■ Problem statement ■
Reproduce the records below in full and word for word, excluding pictures.

■ Material for the task ■
=-=-=
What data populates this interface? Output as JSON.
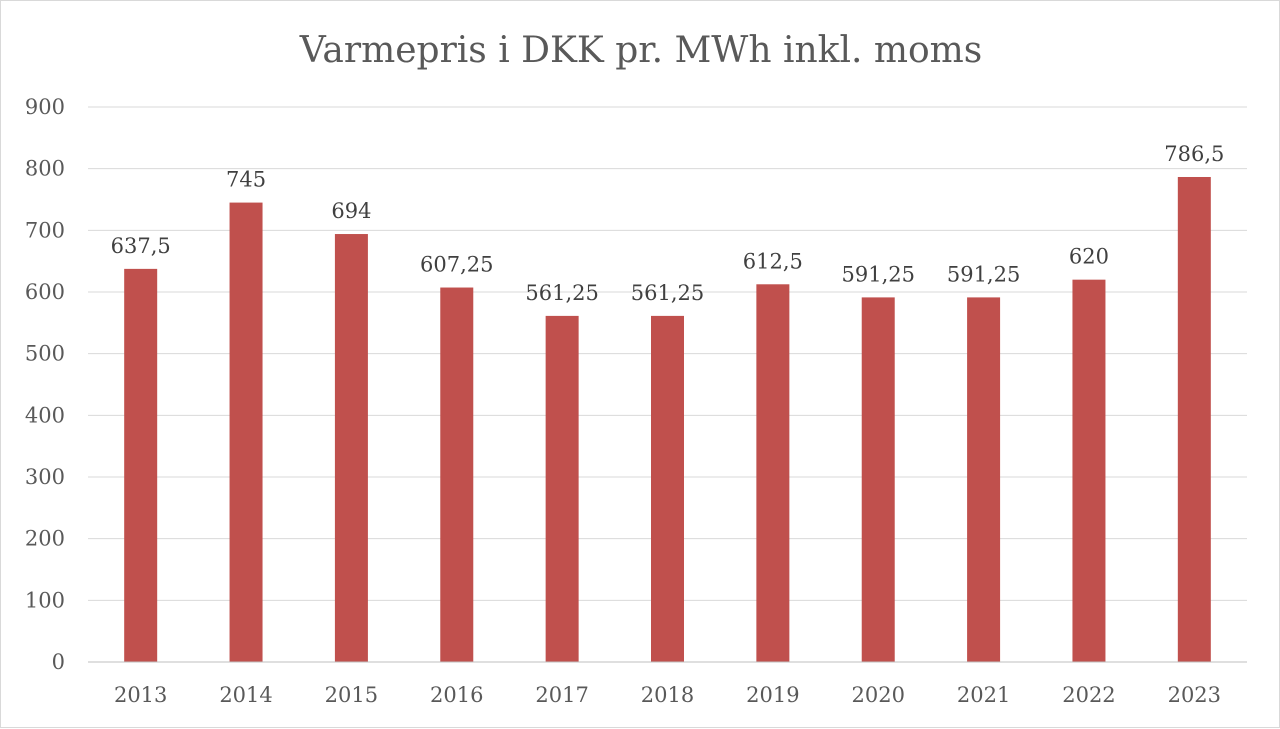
{
  "chart_data": {
    "type": "bar",
    "title": "Varmepris i DKK pr. MWh inkl. moms",
    "categories": [
      "2013",
      "2014",
      "2015",
      "2016",
      "2017",
      "2018",
      "2019",
      "2020",
      "2021",
      "2022",
      "2023"
    ],
    "values": [
      637.5,
      745,
      694,
      607.25,
      561.25,
      561.25,
      612.5,
      591.25,
      591.25,
      620,
      786.5
    ],
    "data_labels": [
      "637,5",
      "745",
      "694",
      "607,25",
      "561,25",
      "561,25",
      "612,5",
      "591,25",
      "591,25",
      "620",
      "786,5"
    ],
    "y_ticks": [
      "0",
      "100",
      "200",
      "300",
      "400",
      "500",
      "600",
      "700",
      "800",
      "900"
    ],
    "ylim": [
      0,
      900
    ],
    "grid": true,
    "legend": "none",
    "bar_color": "#c0504d"
  }
}
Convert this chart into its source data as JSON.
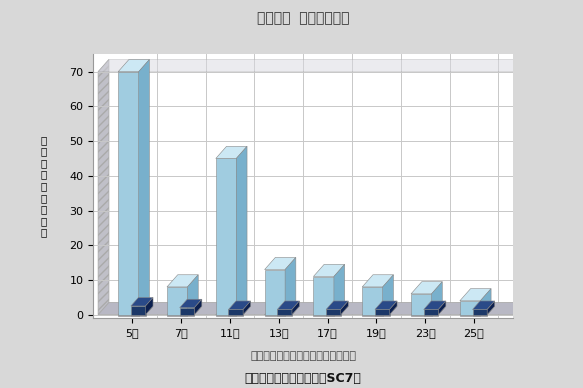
{
  "title": "回路種別  高調波発生量",
  "categories": [
    "5次",
    "7次",
    "11次",
    "13次",
    "17次",
    "19次",
    "23次",
    "25次"
  ],
  "series1_values": [
    70,
    8,
    45,
    13,
    11,
    8,
    6,
    4
  ],
  "series2_values": [
    2.5,
    2,
    1.5,
    1.5,
    1.5,
    1.5,
    1.5,
    1.5
  ],
  "ylabel": "高\n調\n波\n発\n生\n率\n（\n％\n）",
  "ylim": [
    0,
    70
  ],
  "yticks": [
    0,
    10,
    20,
    30,
    40,
    50,
    60,
    70
  ],
  "background_color": "#d8d8d8",
  "plot_bg_color": "#ffffff",
  "bar1_front": "#a0cce0",
  "bar1_top": "#cce8f4",
  "bar1_side": "#78b0cc",
  "bar2_front": "#1c3868",
  "bar2_top": "#2a4a88",
  "bar2_side": "#0c2050",
  "grid_color": "#c8c8c8",
  "wall_left_color": "#b0b0b8",
  "floor_color": "#b8b8c4",
  "floor_tile_light": "#c8c8d0",
  "floor_tile_dark": "#a8a8b4",
  "subtitle1": "インバータ単体（リアクトルなし）",
  "subtitle2": "高調波抑制ユニット　＜SC7＞"
}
=-=-=
■ Right answer ■
What data populates this interface? Output as JSON.
{
  "chart_data": {
    "type": "bar",
    "title": "Varmepris i DKK pr. MWh inkl. moms",
    "categories": [
      "2013",
      "2014",
      "2015",
      "2016",
      "2017",
      "2018",
      "2019",
      "2020",
      "2021",
      "2022",
      "2023"
    ],
    "values": [
      637.5,
      745,
      694,
      607.25,
      561.25,
      561.25,
      612.5,
      591.25,
      591.25,
      620,
      786.5
    ],
    "data_labels": [
      "637,5",
      "745",
      "694",
      "607,25",
      "561,25",
      "561,25",
      "612,5",
      "591,25",
      "591,25",
      "620",
      "786,5"
    ],
    "y_ticks": [
      "0",
      "100",
      "200",
      "300",
      "400",
      "500",
      "600",
      "700",
      "800",
      "900"
    ],
    "ylim": [
      0,
      900
    ],
    "grid": true,
    "legend": "none",
    "bar_color": "#c0504d"
  }
}
Convert this chart into its source data as JSON.
{
  "title": "回路種別  高調波発生量",
  "categories": [
    "5次",
    "7次",
    "11次",
    "13次",
    "17次",
    "19次",
    "23次",
    "25次"
  ],
  "series1_values": [
    70,
    8,
    45,
    13,
    11,
    8,
    6,
    4
  ],
  "series2_values": [
    2.5,
    2,
    1.5,
    1.5,
    1.5,
    1.5,
    1.5,
    1.5
  ],
  "ylabel": "高\n調\n波\n発\n生\n率\n（\n％\n）",
  "ylim": [
    0,
    70
  ],
  "yticks": [
    0,
    10,
    20,
    30,
    40,
    50,
    60,
    70
  ],
  "background_color": "#d8d8d8",
  "plot_bg_color": "#ffffff",
  "bar1_front": "#a0cce0",
  "bar1_top": "#cce8f4",
  "bar1_side": "#78b0cc",
  "bar2_front": "#1c3868",
  "bar2_top": "#2a4a88",
  "bar2_side": "#0c2050",
  "grid_color": "#c8c8c8",
  "wall_left_color": "#b0b0b8",
  "floor_color": "#b8b8c4",
  "floor_tile_light": "#c8c8d0",
  "floor_tile_dark": "#a8a8b4",
  "subtitle1": "インバータ単体（リアクトルなし）",
  "subtitle2": "高調波抑制ユニット　＜SC7＞"
}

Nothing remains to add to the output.